** BEGIN **

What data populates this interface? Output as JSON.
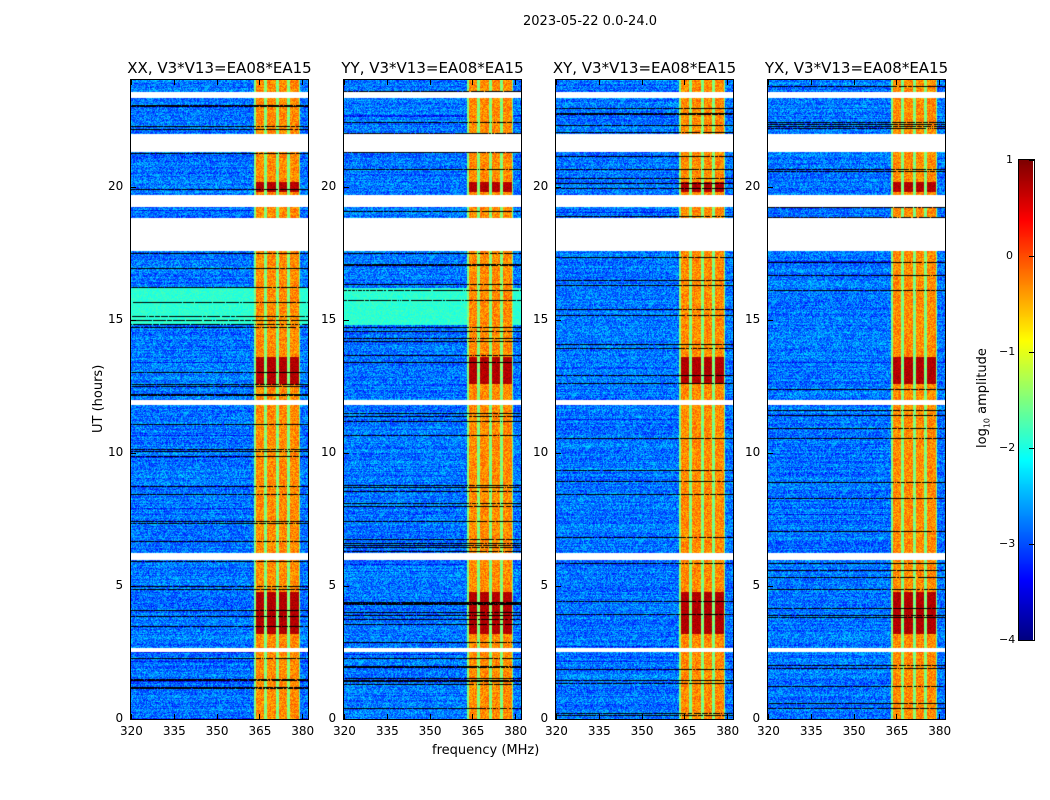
{
  "chart_data": {
    "type": "heatmap",
    "title": "2023-05-22 0.0-24.0",
    "xlabel": "frequency (MHz)",
    "ylabel": "UT (hours)",
    "xlim": [
      320,
      382
    ],
    "ylim": [
      0,
      24
    ],
    "xticks": [
      320,
      335,
      350,
      365,
      380
    ],
    "yticks": [
      0,
      5,
      10,
      15,
      20
    ],
    "colormap": "jet",
    "colorbar": {
      "label_prefix": "log",
      "label_sub": "10",
      "label_suffix": " amplitude",
      "range": [
        -4,
        1
      ],
      "ticks": [
        1,
        0,
        -1,
        -2,
        -3,
        -4
      ],
      "tick_labels": [
        "1",
        "0",
        "−1",
        "−2",
        "−3",
        "−4"
      ]
    },
    "panels": [
      {
        "name": "XX",
        "title": "XX, V3*V13=EA08*EA15"
      },
      {
        "name": "YY",
        "title": "YY, V3*V13=EA08*EA15"
      },
      {
        "name": "XY",
        "title": "XY, V3*V13=EA08*EA15"
      },
      {
        "name": "YX",
        "title": "YX, V3*V13=EA08*EA15"
      }
    ],
    "rfi_band_mhz": [
      363,
      379
    ],
    "rfi_subbands_mhz": [
      [
        363.5,
        366.5
      ],
      [
        367.5,
        370.5
      ],
      [
        371.5,
        374.5
      ],
      [
        375.5,
        378.5
      ]
    ],
    "flagged_time_ranges_hours": [
      [
        23.35,
        23.55
      ],
      [
        21.3,
        22.0
      ],
      [
        19.25,
        19.7
      ],
      [
        17.6,
        18.85
      ],
      [
        11.8,
        12.0
      ],
      [
        6.0,
        6.25
      ],
      [
        2.55,
        2.7
      ]
    ],
    "background_log10_amplitude": -2.8,
    "rfi_log10_amplitude": -0.3,
    "peak_rfi_time_ranges_hours": [
      [
        3.2,
        4.8
      ],
      [
        19.8,
        20.2
      ],
      [
        12.6,
        13.6
      ]
    ]
  }
}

** END **

• _TASK DIRECTIONS_
Transcribe the listing in full and omit the pictures.

• _EXERCISE ANSWER_
What data populates this interface? Output as JSON.
{
  "chart_data": {
    "type": "heatmap",
    "title": "2023-05-22 0.0-24.0",
    "xlabel": "frequency (MHz)",
    "ylabel": "UT (hours)",
    "xlim": [
      320,
      382
    ],
    "ylim": [
      0,
      24
    ],
    "xticks": [
      320,
      335,
      350,
      365,
      380
    ],
    "yticks": [
      0,
      5,
      10,
      15,
      20
    ],
    "colormap": "jet",
    "colorbar": {
      "label_prefix": "log",
      "label_sub": "10",
      "label_suffix": " amplitude",
      "range": [
        -4,
        1
      ],
      "ticks": [
        1,
        0,
        -1,
        -2,
        -3,
        -4
      ],
      "tick_labels": [
        "1",
        "0",
        "−1",
        "−2",
        "−3",
        "−4"
      ]
    },
    "panels": [
      {
        "name": "XX",
        "title": "XX, V3*V13=EA08*EA15"
      },
      {
        "name": "YY",
        "title": "YY, V3*V13=EA08*EA15"
      },
      {
        "name": "XY",
        "title": "XY, V3*V13=EA08*EA15"
      },
      {
        "name": "YX",
        "title": "YX, V3*V13=EA08*EA15"
      }
    ],
    "rfi_band_mhz": [
      363,
      379
    ],
    "rfi_subbands_mhz": [
      [
        363.5,
        366.5
      ],
      [
        367.5,
        370.5
      ],
      [
        371.5,
        374.5
      ],
      [
        375.5,
        378.5
      ]
    ],
    "flagged_time_ranges_hours": [
      [
        23.35,
        23.55
      ],
      [
        21.3,
        22.0
      ],
      [
        19.25,
        19.7
      ],
      [
        17.6,
        18.85
      ],
      [
        11.8,
        12.0
      ],
      [
        6.0,
        6.25
      ],
      [
        2.55,
        2.7
      ]
    ],
    "background_log10_amplitude": -2.8,
    "rfi_log10_amplitude": -0.3,
    "peak_rfi_time_ranges_hours": [
      [
        3.2,
        4.8
      ],
      [
        19.8,
        20.2
      ],
      [
        12.6,
        13.6
      ]
    ]
  }
}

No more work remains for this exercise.